> [INFORMATION PROVIDED]
======

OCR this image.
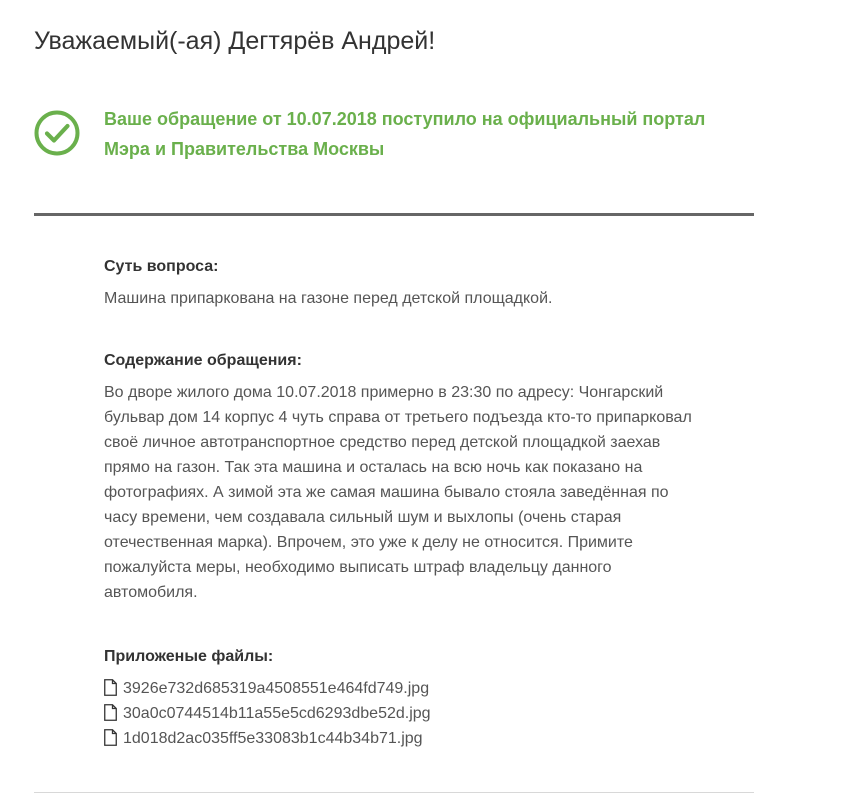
Уважаемый(-ая) Дегтярёв Андрей!
Ваше обращение от 10.07.2018 поступило на официальный портал
Мэра и Правительства Москвы
Суть вопроса:
Машина припаркована на газоне перед детской площадкой.
Содержание обращения:
Во дворе жилого дома 10.07.2018 примерно в 23:30 по адресу: Чонгарский бульвар дом 14 корпус 4 чуть справа от третьего подъезда кто-то припарковал своё личное автотранспортное средство перед детской площадкой заехав прямо на газон. Так эта машина и осталась на всю ночь как показано на фотографиях. А зимой эта же самая машина бывало стояла заведённая по часу времени, чем создавала сильный шум и выхлопы (очень старая отечественная марка). Впрочем, это уже к делу не относится. Примите пожалуйста меры, необходимо выписать штраф владельцу данного автомобиля.
Приложеные файлы:
3926e732d685319a4508551e464fd749.jpg 30a0c0744514b11a55e5cd6293dbe52d.jpg 1d018d2ac035ff5e33083b1c44b34b71.jpg
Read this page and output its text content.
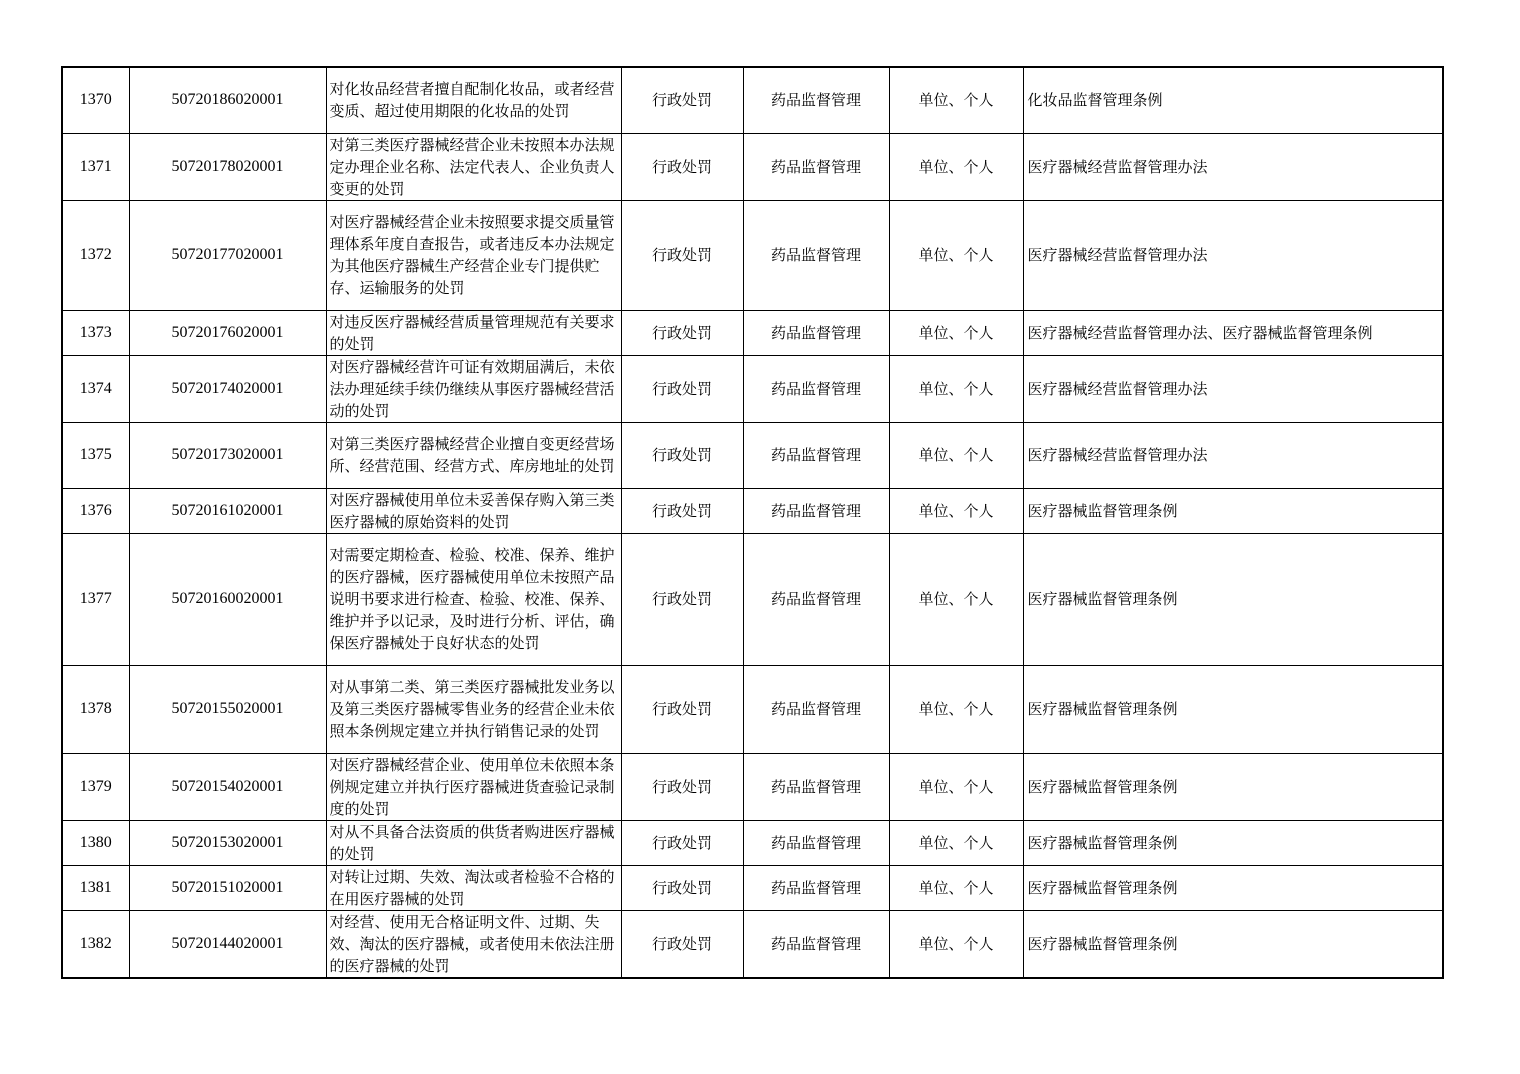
1370	50720186020001	对化妆品经营者擅自配制化妆品，或者经营变质、超过使用期限的化妆品的处罚	行政处罚	药品监督管理	单位、个人	化妆品监督管理条例
1371	50720178020001	对第三类医疗器械经营企业未按照本办法规定办理企业名称、法定代表人、企业负责人变更的处罚	行政处罚	药品监督管理	单位、个人	医疗器械经营监督管理办法
1372	50720177020001	对医疗器械经营企业未按照要求提交质量管理体系年度自查报告，或者违反本办法规定为其他医疗器械生产经营企业专门提供贮存、运输服务的处罚	行政处罚	药品监督管理	单位、个人	医疗器械经营监督管理办法
1373	50720176020001	对违反医疗器械经营质量管理规范有关要求的处罚	行政处罚	药品监督管理	单位、个人	医疗器械经营监督管理办法、医疗器械监督管理条例
1374	50720174020001	对医疗器械经营许可证有效期届满后，未依法办理延续手续仍继续从事医疗器械经营活动的处罚	行政处罚	药品监督管理	单位、个人	医疗器械经营监督管理办法
1375	50720173020001	对第三类医疗器械经营企业擅自变更经营场所、经营范围、经营方式、库房地址的处罚	行政处罚	药品监督管理	单位、个人	医疗器械经营监督管理办法
1376	50720161020001	对医疗器械使用单位未妥善保存购入第三类医疗器械的原始资料的处罚	行政处罚	药品监督管理	单位、个人	医疗器械监督管理条例
1377	50720160020001	对需要定期检查、检验、校准、保养、维护的医疗器械，医疗器械使用单位未按照产品说明书要求进行检查、检验、校准、保养、维护并予以记录，及时进行分析、评估，确保医疗器械处于良好状态的处罚	行政处罚	药品监督管理	单位、个人	医疗器械监督管理条例
1378	50720155020001	对从事第二类、第三类医疗器械批发业务以及第三类医疗器械零售业务的经营企业未依照本条例规定建立并执行销售记录的处罚	行政处罚	药品监督管理	单位、个人	医疗器械监督管理条例
1379	50720154020001	对医疗器械经营企业、使用单位未依照本条例规定建立并执行医疗器械进货查验记录制度的处罚	行政处罚	药品监督管理	单位、个人	医疗器械监督管理条例
1380	50720153020001	对从不具备合法资质的供货者购进医疗器械的处罚	行政处罚	药品监督管理	单位、个人	医疗器械监督管理条例
1381	50720151020001	对转让过期、失效、淘汰或者检验不合格的在用医疗器械的处罚	行政处罚	药品监督管理	单位、个人	医疗器械监督管理条例
1382	50720144020001	对经营、使用无合格证明文件、过期、失效、淘汰的医疗器械，或者使用未依法注册的医疗器械的处罚	行政处罚	药品监督管理	单位、个人	医疗器械监督管理条例
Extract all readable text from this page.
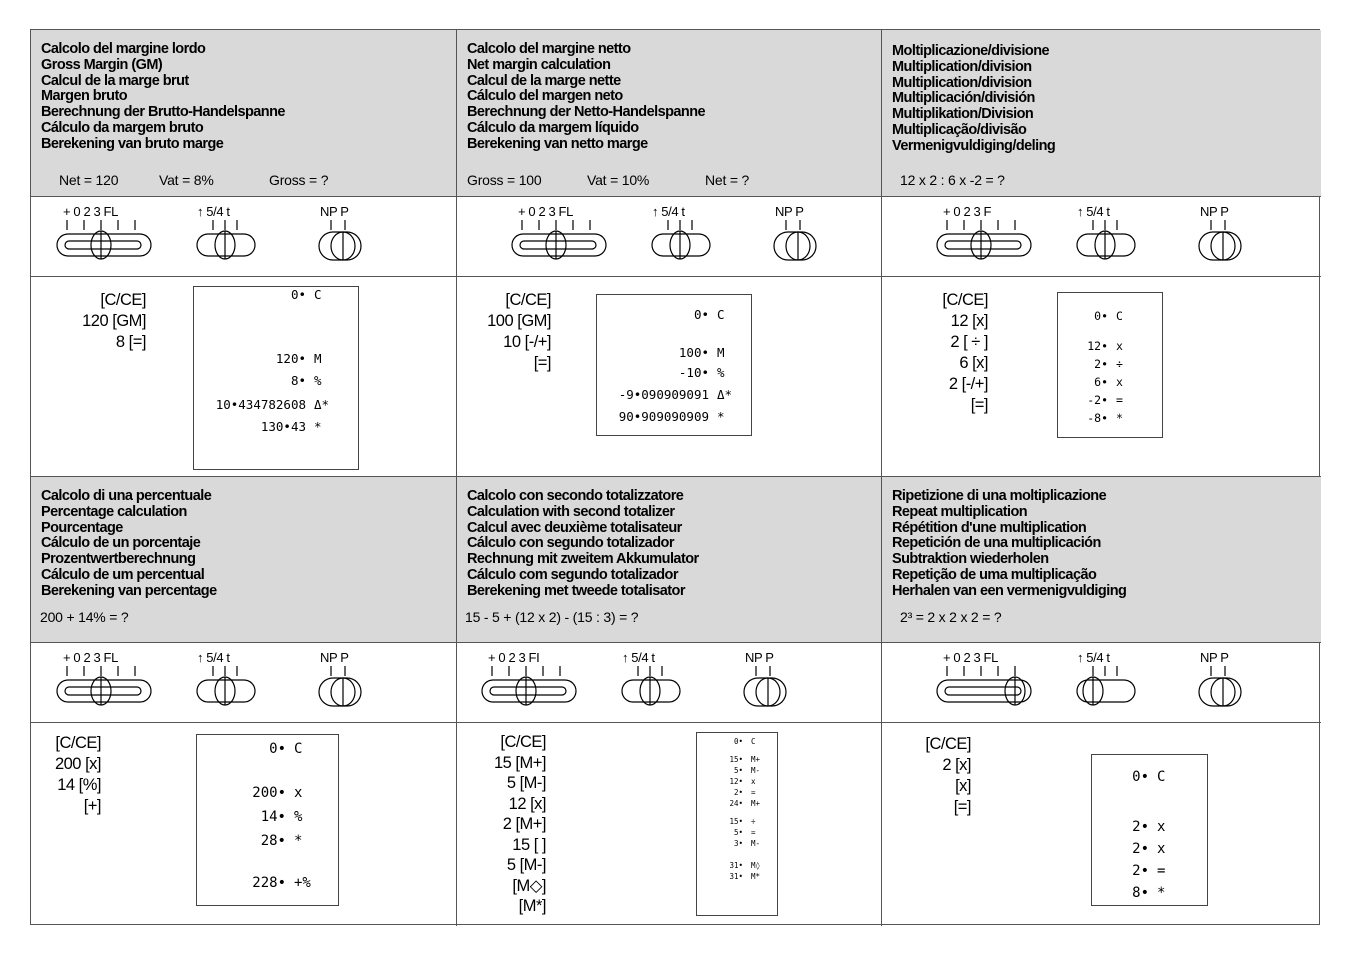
Calcolo del margine lordo
Gross Margin (GM)
Calcul de la marge brut
Margen bruto
Berechnung der Brutto-Handelspanne
Cálculo da margem bruto
Berekening van bruto marge
Net = 120	Vat = 8%	Gross = ?
+ 0 2 3 FL	↑ 5/4 t	NP P
[C/CE]
120 [GM]
8 [=]
0• C
120• M
8• %
10•434782608 Δ*
130•43 *
Calcolo del margine netto
Net margin calculation
Calcul de la marge nette
Cálculo del margen neto
Berechnung der Netto-Handelspanne
Cálculo da margem líquido
Berekening van netto marge
Gross = 100	Vat = 10%	Net = ?
+ 0 2 3 FL	↑ 5/4 t	NP P
[C/CE]
100 [GM]
10 [-/+]
[=]
0• C
100• M
-10• %
-9•090909091 Δ*
90•909090909 *
Moltiplicazione/divisione
Multiplication/division
Multiplication/division
Multiplicación/división
Multiplikation/Division
Multiplicação/divisão
Vermenigvuldiging/deling
12 x 2 : 6 x -2 = ?
+ 0 2 3 F	↑ 5/4 t	NP P
[C/CE]
12 [x]
2 [ ÷ ]
6 [x]
2 [-/+]
[=]
0• C
12• x
2• ÷
6• x
-2• =
-8• *
Calcolo di una percentuale
Percentage calculation
Pourcentage
Cálculo de un porcentaje
Prozentwertberechnung
Cálculo de um percentual
Berekening van percentage
200 + 14% = ?
+ 0 2 3 FL	↑ 5/4 t	NP P
[C/CE]
200 [x]
14 [%]
[+]
0• C
200• x
14• %
28• *
228• +%
Calcolo con secondo totalizzatore
Calculation with second totalizer
Calcul avec deuxième totalisateur
Cálculo con segundo totalizador
Rechnung mit zweitem Akkumulator
Cálculo com segundo totalizador
Berekening met tweede totalisator
15 - 5 + (12 x 2) - (15 : 3) = ?
+ 0 2 3 FI	↑ 5/4 t	NP P
[C/CE]
15 [M+]
5 [M-]
12 [x]
2 [M+]
15 [ ]
5 [M-]
[M◇]
[M*]
0• C
15• M+
5• M-
12• x
2• =
24• M+
15• ÷
5• =
3• M-
31• M◊
31• M*
Ripetizione di una moltiplicazione
Repeat multiplication
Répétition d'une multiplication
Repetición de una multiplicación
Subtraktion wiederholen
Repetição de uma multiplicação
Herhalen van een vermenigvuldiging
2³ = 2 x 2 x 2 = ?
+ 0 2 3 FL	↑ 5/4 t	NP P
[C/CE]
2 [x]
[x]
[=]
0• C
2• x
2• x
2• =
8• *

======

> [WHAT IS ASKED]
Transcribe the records above verbatim. Do not carry over any picture.

> [OUTPUT FOR THIS TASK]
OCR this image.
Уважаемый(-ая) Дегтярёв Андрей!
Ваше обращение от 10.07.2018 поступило на официальный портал
Мэра и Правительства Москвы
Суть вопроса:
Машина припаркована на газоне перед детской площадкой.
Содержание обращения:
Во дворе жилого дома 10.07.2018 примерно в 23:30 по адресу: Чонгарский бульвар дом 14 корпус 4 чуть справа от третьего подъезда кто-то припарковал своё личное автотранспортное средство перед детской площадкой заехав прямо на газон. Так эта машина и осталась на всю ночь как показано на фотографиях. А зимой эта же самая машина бывало стояла заведённая по часу времени, чем создавала сильный шум и выхлопы (очень старая отечественная марка). Впрочем, это уже к делу не относится. Примите пожалуйста меры, необходимо выписать штраф владельцу данного автомобиля.
Приложеные файлы:
3926e732d685319a4508551e464fd749.jpg 30a0c0744514b11a55e5cd6293dbe52d.jpg 1d018d2ac035ff5e33083b1c44b34b71.jpg
Read this page and output its text content.
1370	50720186020001	对化妆品经营者擅自配制化妆品，或者经营变质、超过使用期限的化妆品的处罚	行政处罚	药品监督管理	单位、个人	化妆品监督管理条例
1371	50720178020001	对第三类医疗器械经营企业未按照本办法规定办理企业名称、法定代表人、企业负责人变更的处罚	行政处罚	药品监督管理	单位、个人	医疗器械经营监督管理办法
1372	50720177020001	对医疗器械经营企业未按照要求提交质量管理体系年度自查报告，或者违反本办法规定为其他医疗器械生产经营企业专门提供贮存、运输服务的处罚	行政处罚	药品监督管理	单位、个人	医疗器械经营监督管理办法
1373	50720176020001	对违反医疗器械经营质量管理规范有关要求的处罚	行政处罚	药品监督管理	单位、个人	医疗器械经营监督管理办法、医疗器械监督管理条例
1374	50720174020001	对医疗器械经营许可证有效期届满后，未依法办理延续手续仍继续从事医疗器械经营活动的处罚	行政处罚	药品监督管理	单位、个人	医疗器械经营监督管理办法
1375	50720173020001	对第三类医疗器械经营企业擅自变更经营场所、经营范围、经营方式、库房地址的处罚	行政处罚	药品监督管理	单位、个人	医疗器械经营监督管理办法
1376	50720161020001	对医疗器械使用单位未妥善保存购入第三类医疗器械的原始资料的处罚	行政处罚	药品监督管理	单位、个人	医疗器械监督管理条例
1377	50720160020001	对需要定期检查、检验、校准、保养、维护的医疗器械，医疗器械使用单位未按照产品说明书要求进行检查、检验、校准、保养、维护并予以记录，及时进行分析、评估，确保医疗器械处于良好状态的处罚	行政处罚	药品监督管理	单位、个人	医疗器械监督管理条例
1378	50720155020001	对从事第二类、第三类医疗器械批发业务以及第三类医疗器械零售业务的经营企业未依照本条例规定建立并执行销售记录的处罚	行政处罚	药品监督管理	单位、个人	医疗器械监督管理条例
1379	50720154020001	对医疗器械经营企业、使用单位未依照本条例规定建立并执行医疗器械进货查验记录制度的处罚	行政处罚	药品监督管理	单位、个人	医疗器械监督管理条例
1380	50720153020001	对从不具备合法资质的供货者购进医疗器械的处罚	行政处罚	药品监督管理	单位、个人	医疗器械监督管理条例
1381	50720151020001	对转让过期、失效、淘汰或者检验不合格的在用医疗器械的处罚	行政处罚	药品监督管理	单位、个人	医疗器械监督管理条例
1382	50720144020001	对经营、使用无合格证明文件、过期、失效、淘汰的医疗器械，或者使用未依法注册的医疗器械的处罚	行政处罚	药品监督管理	单位、个人	医疗器械监督管理条例
Extract all readable text from this page.
Calcolo del margine lordo
Gross Margin (GM)
Calcul de la marge brut
Margen bruto
Berechnung der Brutto-Handelspanne
Cálculo da margem bruto
Berekening van bruto marge
Net = 120	Vat = 8%	Gross = ?
+ 0 2 3 FL	↑ 5/4 t	NP P
[C/CE]
120 [GM]
8 [=]
0• C
120• M
8• %
10•434782608 Δ*
130•43 *
Calcolo del margine netto
Net margin calculation
Calcul de la marge nette
Cálculo del margen neto
Berechnung der Netto-Handelspanne
Cálculo da margem líquido
Berekening van netto marge
Gross = 100	Vat = 10%	Net = ?
+ 0 2 3 FL	↑ 5/4 t	NP P
[C/CE]
100 [GM]
10 [-/+]
[=]
0• C
100• M
-10• %
-9•090909091 Δ*
90•909090909 *
Moltiplicazione/divisione
Multiplication/division
Multiplication/division
Multiplicación/división
Multiplikation/Division
Multiplicação/divisão
Vermenigvuldiging/deling
12 x 2 : 6 x -2 = ?
+ 0 2 3 F	↑ 5/4 t	NP P
[C/CE]
12 [x]
2 [ ÷ ]
6 [x]
2 [-/+]
[=]
0• C
12• x
2• ÷
6• x
-2• =
-8• *
Calcolo di una percentuale
Percentage calculation
Pourcentage
Cálculo de un porcentaje
Prozentwertberechnung
Cálculo de um percentual
Berekening van percentage
200 + 14% = ?
+ 0 2 3 FL	↑ 5/4 t	NP P
[C/CE]
200 [x]
14 [%]
[+]
0• C
200• x
14• %
28• *
228• +%
Calcolo con secondo totalizzatore
Calculation with second totalizer
Calcul avec deuxième totalisateur
Cálculo con segundo totalizador
Rechnung mit zweitem Akkumulator
Cálculo com segundo totalizador
Berekening met tweede totalisator
15 - 5 + (12 x 2) - (15 : 3) = ?
+ 0 2 3 FI	↑ 5/4 t	NP P
[C/CE]
15 [M+]
5 [M-]
12 [x]
2 [M+]
15 [ ]
5 [M-]
[M◇]
[M*]
0• C
15• M+
5• M-
12• x
2• =
24• M+
15• ÷
5• =
3• M-
31• M◊
31• M*
Ripetizione di una moltiplicazione
Repeat multiplication
Répétition d'une multiplication
Repetición de una multiplicación
Subtraktion wiederholen
Repetição de uma multiplicação
Herhalen van een vermenigvuldiging
2³ = 2 x 2 x 2 = ?
+ 0 2 3 FL	↑ 5/4 t	NP P
[C/CE]
2 [x]
[x]
[=]
0• C
2• x
2• x
2• =
8• *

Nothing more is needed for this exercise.